[Region annotation rows]
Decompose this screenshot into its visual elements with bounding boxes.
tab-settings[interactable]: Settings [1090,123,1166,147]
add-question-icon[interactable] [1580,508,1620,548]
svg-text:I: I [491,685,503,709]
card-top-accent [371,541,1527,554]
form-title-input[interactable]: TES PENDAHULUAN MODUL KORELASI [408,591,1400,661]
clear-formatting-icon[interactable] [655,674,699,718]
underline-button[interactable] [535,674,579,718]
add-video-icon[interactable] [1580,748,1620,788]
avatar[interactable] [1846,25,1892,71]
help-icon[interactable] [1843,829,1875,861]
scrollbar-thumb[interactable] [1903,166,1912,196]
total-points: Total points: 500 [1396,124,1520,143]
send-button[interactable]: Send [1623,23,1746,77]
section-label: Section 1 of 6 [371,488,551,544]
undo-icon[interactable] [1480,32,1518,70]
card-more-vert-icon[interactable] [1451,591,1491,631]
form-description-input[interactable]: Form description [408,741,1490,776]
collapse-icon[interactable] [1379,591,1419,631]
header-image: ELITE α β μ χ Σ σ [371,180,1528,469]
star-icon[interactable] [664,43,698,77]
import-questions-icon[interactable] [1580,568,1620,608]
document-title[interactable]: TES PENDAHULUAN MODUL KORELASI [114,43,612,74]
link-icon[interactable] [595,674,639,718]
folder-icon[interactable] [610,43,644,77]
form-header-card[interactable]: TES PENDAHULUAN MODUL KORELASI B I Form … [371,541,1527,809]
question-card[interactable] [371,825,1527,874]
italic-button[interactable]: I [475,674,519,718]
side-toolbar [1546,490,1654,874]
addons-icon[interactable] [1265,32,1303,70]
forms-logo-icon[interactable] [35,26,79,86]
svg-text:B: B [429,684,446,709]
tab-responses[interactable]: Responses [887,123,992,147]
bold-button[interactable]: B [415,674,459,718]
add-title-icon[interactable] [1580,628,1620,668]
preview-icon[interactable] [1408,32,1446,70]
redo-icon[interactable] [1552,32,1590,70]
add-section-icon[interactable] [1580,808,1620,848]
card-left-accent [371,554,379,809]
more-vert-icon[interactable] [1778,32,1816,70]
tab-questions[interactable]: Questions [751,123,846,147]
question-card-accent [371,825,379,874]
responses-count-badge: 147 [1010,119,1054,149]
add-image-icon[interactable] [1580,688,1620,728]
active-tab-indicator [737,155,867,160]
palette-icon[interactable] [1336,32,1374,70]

Do this:
Copy every row above line for line, without altering anything.

Worked solution:
Decompose this screenshot into its visual elements with bounding boxes.
tab-settings[interactable]: Settings [1090,123,1166,147]
add-question-icon[interactable] [1580,508,1620,548]
svg-text:I: I [491,685,503,709]
card-top-accent [371,541,1527,554]
form-title-input[interactable]: TES PENDAHULUAN MODUL KORELASI [408,591,1400,661]
clear-formatting-icon[interactable] [655,674,699,718]
underline-button[interactable] [535,674,579,718]
add-video-icon[interactable] [1580,748,1620,788]
avatar[interactable] [1846,25,1892,71]
help-icon[interactable] [1843,829,1875,861]
scrollbar-thumb[interactable] [1903,166,1912,196]
total-points: Total points: 500 [1396,124,1520,143]
send-button[interactable]: Send [1623,23,1746,77]
section-label: Section 1 of 6 [371,488,551,544]
undo-icon[interactable] [1480,32,1518,70]
card-more-vert-icon[interactable] [1451,591,1491,631]
form-description-input[interactable]: Form description [408,741,1490,776]
collapse-icon[interactable] [1379,591,1419,631]
header-image: ELITE α β μ χ Σ σ [371,180,1528,469]
star-icon[interactable] [664,43,698,77]
import-questions-icon[interactable] [1580,568,1620,608]
document-title[interactable]: TES PENDAHULUAN MODUL KORELASI [114,43,612,74]
link-icon[interactable] [595,674,639,718]
folder-icon[interactable] [610,43,644,77]
form-header-card[interactable]: TES PENDAHULUAN MODUL KORELASI B I Form … [371,541,1527,809]
question-card[interactable] [371,825,1527,874]
italic-button[interactable]: I [475,674,519,718]
side-toolbar [1546,490,1654,874]
addons-icon[interactable] [1265,32,1303,70]
forms-logo-icon[interactable] [35,26,79,86]
svg-text:B: B [429,684,446,709]
tab-responses[interactable]: Responses [887,123,992,147]
bold-button[interactable]: B [415,674,459,718]
add-title-icon[interactable] [1580,628,1620,668]
preview-icon[interactable] [1408,32,1446,70]
redo-icon[interactable] [1552,32,1590,70]
add-section-icon[interactable] [1580,808,1620,848]
card-left-accent [371,554,379,809]
more-vert-icon[interactable] [1778,32,1816,70]
tab-questions[interactable]: Questions [751,123,846,147]
question-card-accent [371,825,379,874]
responses-count-badge: 147 [1010,119,1054,149]
add-image-icon[interactable] [1580,688,1620,728]
active-tab-indicator [737,155,867,160]
palette-icon[interactable] [1336,32,1374,70]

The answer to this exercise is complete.